◆ To be done: Repeat the entire listing exactly as written.

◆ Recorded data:
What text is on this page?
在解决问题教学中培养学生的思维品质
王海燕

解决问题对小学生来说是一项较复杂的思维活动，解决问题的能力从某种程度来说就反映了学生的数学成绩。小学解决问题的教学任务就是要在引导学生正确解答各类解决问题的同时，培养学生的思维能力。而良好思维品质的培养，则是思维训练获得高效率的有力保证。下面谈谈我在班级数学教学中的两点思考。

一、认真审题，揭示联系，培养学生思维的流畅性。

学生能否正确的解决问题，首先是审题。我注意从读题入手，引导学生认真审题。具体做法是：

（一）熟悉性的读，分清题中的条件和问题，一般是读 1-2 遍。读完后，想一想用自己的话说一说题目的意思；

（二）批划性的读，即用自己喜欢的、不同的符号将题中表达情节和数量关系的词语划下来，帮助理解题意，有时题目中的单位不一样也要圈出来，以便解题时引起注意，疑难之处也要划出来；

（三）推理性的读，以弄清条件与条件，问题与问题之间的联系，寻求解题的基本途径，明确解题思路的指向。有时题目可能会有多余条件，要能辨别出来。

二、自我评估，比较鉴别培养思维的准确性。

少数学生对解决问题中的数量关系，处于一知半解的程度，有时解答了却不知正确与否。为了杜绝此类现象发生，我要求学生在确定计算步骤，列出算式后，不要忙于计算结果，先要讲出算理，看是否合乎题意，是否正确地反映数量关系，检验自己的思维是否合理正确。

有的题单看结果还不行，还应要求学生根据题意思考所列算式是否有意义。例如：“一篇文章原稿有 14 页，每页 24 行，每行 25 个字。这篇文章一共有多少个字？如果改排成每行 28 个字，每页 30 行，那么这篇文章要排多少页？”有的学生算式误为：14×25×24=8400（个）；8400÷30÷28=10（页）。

◆ Correct answer:
What text is on this page?
在解决问题教学中培养学生的思维品质
王海燕

解决问题对小学生来说是一项较复杂的思维活动，解决问题的能力从某种程度来说就反映了学生的数学成绩。小学解决问题的教学任务就是要在引导学生正确解答各类解决问题的同时，培养学生的思维能力。而良好思维品质的培养，则是思维训练获得高效率的有力保证。下面谈谈我在班级数学教学中的两点思考。

一、认真审题，揭示联系，培养学生思维的流畅性。

学生能否正确的解决问题，首先是审题。我注意从读题入手，引导学生认真审题。具体做法是：

（一）熟悉性的读，分清题中的条件和问题，一般是读 1-2 遍。读完后，想一想用自己的话说一说题目的意思；

（二）批划性的读，即用自己喜欢的、不同的符号将题中表达情节和数量关系的词语划下来，帮助理解题意，有时题目中的单位不一样也要圈出来，以便解题时引起注意，疑难之处也要划出来；

（三）推理性的读，以弄清条件与条件，问题与问题之间的联系，寻求解题的基本途径，明确解题思路的指向。有时题目可能会有多余条件，要能辨别出来。

二、自我评估，比较鉴别培养思维的准确性。

少数学生对解决问题中的数量关系，处于一知半解的程度，有时解答了却不知正确与否。为了杜绝此类现象发生，我要求学生在确定计算步骤，列出算式后，不要忙于计算结果，先要讲出算理，看是否合乎题意，是否正确地反映数量关系，检验自己的思维是否合理正确。

有的题单看结果还不行，还应要求学生根据题意思考所列算式是否有意义。例如：“一篇文章原稿有 14 页，每页 24 行，每行 25 个字。这篇文章一共有多少个字？如果改排成每行 28 个字，每页 30 行，那么这篇文章要排多少页？”有的学生算式误为：14×25×24=8400（个）；8400÷30÷28=10（页）。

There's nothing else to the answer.